:: STORED ROWS

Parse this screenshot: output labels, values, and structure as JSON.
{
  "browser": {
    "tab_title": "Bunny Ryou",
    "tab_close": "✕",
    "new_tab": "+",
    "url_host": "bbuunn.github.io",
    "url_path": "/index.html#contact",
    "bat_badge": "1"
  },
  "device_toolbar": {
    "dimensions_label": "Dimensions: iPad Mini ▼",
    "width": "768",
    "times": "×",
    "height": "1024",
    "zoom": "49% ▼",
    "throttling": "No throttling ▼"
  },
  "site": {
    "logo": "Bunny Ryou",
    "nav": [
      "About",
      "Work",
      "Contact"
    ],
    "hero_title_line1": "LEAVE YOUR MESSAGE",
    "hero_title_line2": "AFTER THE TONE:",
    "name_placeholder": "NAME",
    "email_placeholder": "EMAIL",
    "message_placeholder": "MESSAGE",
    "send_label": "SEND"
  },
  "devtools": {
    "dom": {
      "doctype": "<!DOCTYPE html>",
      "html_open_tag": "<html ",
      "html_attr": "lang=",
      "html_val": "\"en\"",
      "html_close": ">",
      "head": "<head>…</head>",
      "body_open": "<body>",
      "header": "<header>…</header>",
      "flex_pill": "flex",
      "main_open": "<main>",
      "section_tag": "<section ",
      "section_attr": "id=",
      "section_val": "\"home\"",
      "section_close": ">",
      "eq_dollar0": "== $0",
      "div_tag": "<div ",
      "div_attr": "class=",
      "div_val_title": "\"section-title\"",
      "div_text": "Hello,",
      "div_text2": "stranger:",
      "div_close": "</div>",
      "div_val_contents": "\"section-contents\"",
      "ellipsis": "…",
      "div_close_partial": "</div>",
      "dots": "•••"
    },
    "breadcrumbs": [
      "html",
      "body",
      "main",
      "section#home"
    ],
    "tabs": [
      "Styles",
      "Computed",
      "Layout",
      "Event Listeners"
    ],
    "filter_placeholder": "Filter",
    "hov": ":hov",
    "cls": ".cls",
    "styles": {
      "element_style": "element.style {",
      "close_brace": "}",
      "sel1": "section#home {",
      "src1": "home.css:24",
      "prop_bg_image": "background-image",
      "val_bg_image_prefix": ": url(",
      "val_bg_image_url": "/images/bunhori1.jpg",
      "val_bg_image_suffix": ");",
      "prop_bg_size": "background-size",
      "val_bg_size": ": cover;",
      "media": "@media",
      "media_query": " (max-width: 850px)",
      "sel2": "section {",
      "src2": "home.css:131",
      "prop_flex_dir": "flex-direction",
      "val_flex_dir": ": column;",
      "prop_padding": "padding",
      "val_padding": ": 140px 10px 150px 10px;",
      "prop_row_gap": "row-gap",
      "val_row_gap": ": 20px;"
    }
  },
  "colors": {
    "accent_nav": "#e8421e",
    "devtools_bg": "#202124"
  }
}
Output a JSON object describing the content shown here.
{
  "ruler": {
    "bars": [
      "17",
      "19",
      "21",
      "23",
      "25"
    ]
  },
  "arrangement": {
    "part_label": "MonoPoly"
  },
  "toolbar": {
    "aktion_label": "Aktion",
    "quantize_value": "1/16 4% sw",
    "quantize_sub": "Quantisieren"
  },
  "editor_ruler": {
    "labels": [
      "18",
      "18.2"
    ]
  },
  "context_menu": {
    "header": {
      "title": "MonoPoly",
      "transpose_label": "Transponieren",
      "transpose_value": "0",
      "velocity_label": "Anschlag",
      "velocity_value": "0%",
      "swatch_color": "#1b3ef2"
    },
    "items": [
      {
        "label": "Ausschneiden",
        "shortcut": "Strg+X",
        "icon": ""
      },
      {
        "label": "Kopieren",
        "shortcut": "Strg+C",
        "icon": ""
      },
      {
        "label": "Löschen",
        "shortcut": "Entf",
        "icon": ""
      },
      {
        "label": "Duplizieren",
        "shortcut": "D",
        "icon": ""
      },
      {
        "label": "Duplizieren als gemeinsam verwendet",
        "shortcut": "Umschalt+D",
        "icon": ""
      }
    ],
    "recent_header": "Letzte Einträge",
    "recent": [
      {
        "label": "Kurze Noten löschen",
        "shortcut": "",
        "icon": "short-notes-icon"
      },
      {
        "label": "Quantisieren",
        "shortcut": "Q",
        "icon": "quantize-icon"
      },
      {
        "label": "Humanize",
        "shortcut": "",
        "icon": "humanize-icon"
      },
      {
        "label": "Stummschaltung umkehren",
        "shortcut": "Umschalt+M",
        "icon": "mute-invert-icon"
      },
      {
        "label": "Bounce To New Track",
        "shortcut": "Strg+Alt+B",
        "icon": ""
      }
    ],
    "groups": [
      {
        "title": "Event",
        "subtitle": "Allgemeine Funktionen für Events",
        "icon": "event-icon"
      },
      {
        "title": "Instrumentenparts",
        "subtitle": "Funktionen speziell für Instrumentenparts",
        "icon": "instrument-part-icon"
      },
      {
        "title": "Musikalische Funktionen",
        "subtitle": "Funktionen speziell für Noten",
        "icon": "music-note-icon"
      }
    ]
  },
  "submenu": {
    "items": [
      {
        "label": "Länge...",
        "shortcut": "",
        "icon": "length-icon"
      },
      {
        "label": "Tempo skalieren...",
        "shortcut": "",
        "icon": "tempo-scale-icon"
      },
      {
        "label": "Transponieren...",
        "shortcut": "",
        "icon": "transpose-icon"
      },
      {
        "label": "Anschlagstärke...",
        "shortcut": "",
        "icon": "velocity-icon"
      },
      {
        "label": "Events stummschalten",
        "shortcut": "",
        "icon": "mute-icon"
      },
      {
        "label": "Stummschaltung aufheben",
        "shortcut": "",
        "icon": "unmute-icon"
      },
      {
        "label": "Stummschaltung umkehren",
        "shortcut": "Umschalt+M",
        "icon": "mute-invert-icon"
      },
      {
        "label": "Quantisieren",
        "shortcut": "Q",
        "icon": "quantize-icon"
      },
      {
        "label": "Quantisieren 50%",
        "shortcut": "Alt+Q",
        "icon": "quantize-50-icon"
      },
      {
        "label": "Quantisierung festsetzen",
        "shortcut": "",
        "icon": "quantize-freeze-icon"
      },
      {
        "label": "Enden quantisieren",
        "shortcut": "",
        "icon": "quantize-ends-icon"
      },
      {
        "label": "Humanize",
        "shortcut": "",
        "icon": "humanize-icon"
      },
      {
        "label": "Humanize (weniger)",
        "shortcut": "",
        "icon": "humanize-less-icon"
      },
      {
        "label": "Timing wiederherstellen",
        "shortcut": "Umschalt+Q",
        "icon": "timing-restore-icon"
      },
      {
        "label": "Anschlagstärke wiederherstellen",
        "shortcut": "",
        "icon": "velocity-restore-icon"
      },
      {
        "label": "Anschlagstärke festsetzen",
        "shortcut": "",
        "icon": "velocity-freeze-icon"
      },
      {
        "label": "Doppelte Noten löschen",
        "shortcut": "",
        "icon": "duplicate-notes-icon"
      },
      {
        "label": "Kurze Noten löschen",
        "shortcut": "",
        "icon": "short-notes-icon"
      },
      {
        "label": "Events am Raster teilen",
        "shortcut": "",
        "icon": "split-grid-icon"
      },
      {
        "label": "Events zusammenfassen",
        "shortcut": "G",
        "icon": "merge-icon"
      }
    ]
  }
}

::::

PROBLEM TO WORK ON → Provide all the records again, word for word.

SOLUTION TO THIS TASK →
Parse this screenshot: output labels, values, and structure as JSON.
{
  "browser": {
    "tab_title": "Bunny Ryou",
    "tab_close": "✕",
    "new_tab": "+",
    "url_host": "bbuunn.github.io",
    "url_path": "/index.html#contact",
    "bat_badge": "1"
  },
  "device_toolbar": {
    "dimensions_label": "Dimensions: iPad Mini ▼",
    "width": "768",
    "times": "×",
    "height": "1024",
    "zoom": "49% ▼",
    "throttling": "No throttling ▼"
  },
  "site": {
    "logo": "Bunny Ryou",
    "nav": [
      "About",
      "Work",
      "Contact"
    ],
    "hero_title_line1": "LEAVE YOUR MESSAGE",
    "hero_title_line2": "AFTER THE TONE:",
    "name_placeholder": "NAME",
    "email_placeholder": "EMAIL",
    "message_placeholder": "MESSAGE",
    "send_label": "SEND"
  },
  "devtools": {
    "dom": {
      "doctype": "<!DOCTYPE html>",
      "html_open_tag": "<html ",
      "html_attr": "lang=",
      "html_val": "\"en\"",
      "html_close": ">",
      "head": "<head>…</head>",
      "body_open": "<body>",
      "header": "<header>…</header>",
      "flex_pill": "flex",
      "main_open": "<main>",
      "section_tag": "<section ",
      "section_attr": "id=",
      "section_val": "\"home\"",
      "section_close": ">",
      "eq_dollar0": "== $0",
      "div_tag": "<div ",
      "div_attr": "class=",
      "div_val_title": "\"section-title\"",
      "div_text": "Hello,",
      "div_text2": "stranger:",
      "div_close": "</div>",
      "div_val_contents": "\"section-contents\"",
      "ellipsis": "…",
      "div_close_partial": "</div>",
      "dots": "•••"
    },
    "breadcrumbs": [
      "html",
      "body",
      "main",
      "section#home"
    ],
    "tabs": [
      "Styles",
      "Computed",
      "Layout",
      "Event Listeners"
    ],
    "filter_placeholder": "Filter",
    "hov": ":hov",
    "cls": ".cls",
    "styles": {
      "element_style": "element.style {",
      "close_brace": "}",
      "sel1": "section#home {",
      "src1": "home.css:24",
      "prop_bg_image": "background-image",
      "val_bg_image_prefix": ": url(",
      "val_bg_image_url": "/images/bunhori1.jpg",
      "val_bg_image_suffix": ");",
      "prop_bg_size": "background-size",
      "val_bg_size": ": cover;",
      "media": "@media",
      "media_query": " (max-width: 850px)",
      "sel2": "section {",
      "src2": "home.css:131",
      "prop_flex_dir": "flex-direction",
      "val_flex_dir": ": column;",
      "prop_padding": "padding",
      "val_padding": ": 140px 10px 150px 10px;",
      "prop_row_gap": "row-gap",
      "val_row_gap": ": 20px;"
    }
  },
  "colors": {
    "accent_nav": "#e8421e",
    "devtools_bg": "#202124"
  }
}
Output a JSON object describing the content shown here.
{
  "ruler": {
    "bars": [
      "17",
      "19",
      "21",
      "23",
      "25"
    ]
  },
  "arrangement": {
    "part_label": "MonoPoly"
  },
  "toolbar": {
    "aktion_label": "Aktion",
    "quantize_value": "1/16 4% sw",
    "quantize_sub": "Quantisieren"
  },
  "editor_ruler": {
    "labels": [
      "18",
      "18.2"
    ]
  },
  "context_menu": {
    "header": {
      "title": "MonoPoly",
      "transpose_label": "Transponieren",
      "transpose_value": "0",
      "velocity_label": "Anschlag",
      "velocity_value": "0%",
      "swatch_color": "#1b3ef2"
    },
    "items": [
      {
        "label": "Ausschneiden",
        "shortcut": "Strg+X",
        "icon": ""
      },
      {
        "label": "Kopieren",
        "shortcut": "Strg+C",
        "icon": ""
      },
      {
        "label": "Löschen",
        "shortcut": "Entf",
        "icon": ""
      },
      {
        "label": "Duplizieren",
        "shortcut": "D",
        "icon": ""
      },
      {
        "label": "Duplizieren als gemeinsam verwendet",
        "shortcut": "Umschalt+D",
        "icon": ""
      }
    ],
    "recent_header": "Letzte Einträge",
    "recent": [
      {
        "label": "Kurze Noten löschen",
        "shortcut": "",
        "icon": "short-notes-icon"
      },
      {
        "label": "Quantisieren",
        "shortcut": "Q",
        "icon": "quantize-icon"
      },
      {
        "label": "Humanize",
        "shortcut": "",
        "icon": "humanize-icon"
      },
      {
        "label": "Stummschaltung umkehren",
        "shortcut": "Umschalt+M",
        "icon": "mute-invert-icon"
      },
      {
        "label": "Bounce To New Track",
        "shortcut": "Strg+Alt+B",
        "icon": ""
      }
    ],
    "groups": [
      {
        "title": "Event",
        "subtitle": "Allgemeine Funktionen für Events",
        "icon": "event-icon"
      },
      {
        "title": "Instrumentenparts",
        "subtitle": "Funktionen speziell für Instrumentenparts",
        "icon": "instrument-part-icon"
      },
      {
        "title": "Musikalische Funktionen",
        "subtitle": "Funktionen speziell für Noten",
        "icon": "music-note-icon"
      }
    ]
  },
  "submenu": {
    "items": [
      {
        "label": "Länge...",
        "shortcut": "",
        "icon": "length-icon"
      },
      {
        "label": "Tempo skalieren...",
        "shortcut": "",
        "icon": "tempo-scale-icon"
      },
      {
        "label": "Transponieren...",
        "shortcut": "",
        "icon": "transpose-icon"
      },
      {
        "label": "Anschlagstärke...",
        "shortcut": "",
        "icon": "velocity-icon"
      },
      {
        "label": "Events stummschalten",
        "shortcut": "",
        "icon": "mute-icon"
      },
      {
        "label": "Stummschaltung aufheben",
        "shortcut": "",
        "icon": "unmute-icon"
      },
      {
        "label": "Stummschaltung umkehren",
        "shortcut": "Umschalt+M",
        "icon": "mute-invert-icon"
      },
      {
        "label": "Quantisieren",
        "shortcut": "Q",
        "icon": "quantize-icon"
      },
      {
        "label": "Quantisieren 50%",
        "shortcut": "Alt+Q",
        "icon": "quantize-50-icon"
      },
      {
        "label": "Quantisierung festsetzen",
        "shortcut": "",
        "icon": "quantize-freeze-icon"
      },
      {
        "label": "Enden quantisieren",
        "shortcut": "",
        "icon": "quantize-ends-icon"
      },
      {
        "label": "Humanize",
        "shortcut": "",
        "icon": "humanize-icon"
      },
      {
        "label": "Humanize (weniger)",
        "shortcut": "",
        "icon": "humanize-less-icon"
      },
      {
        "label": "Timing wiederherstellen",
        "shortcut": "Umschalt+Q",
        "icon": "timing-restore-icon"
      },
      {
        "label": "Anschlagstärke wiederherstellen",
        "shortcut": "",
        "icon": "velocity-restore-icon"
      },
      {
        "label": "Anschlagstärke festsetzen",
        "shortcut": "",
        "icon": "velocity-freeze-icon"
      },
      {
        "label": "Doppelte Noten löschen",
        "shortcut": "",
        "icon": "duplicate-notes-icon"
      },
      {
        "label": "Kurze Noten löschen",
        "shortcut": "",
        "icon": "short-notes-icon"
      },
      {
        "label": "Events am Raster teilen",
        "shortcut": "",
        "icon": "split-grid-icon"
      },
      {
        "label": "Events zusammenfassen",
        "shortcut": "G",
        "icon": "merge-icon"
      }
    ]
  }
}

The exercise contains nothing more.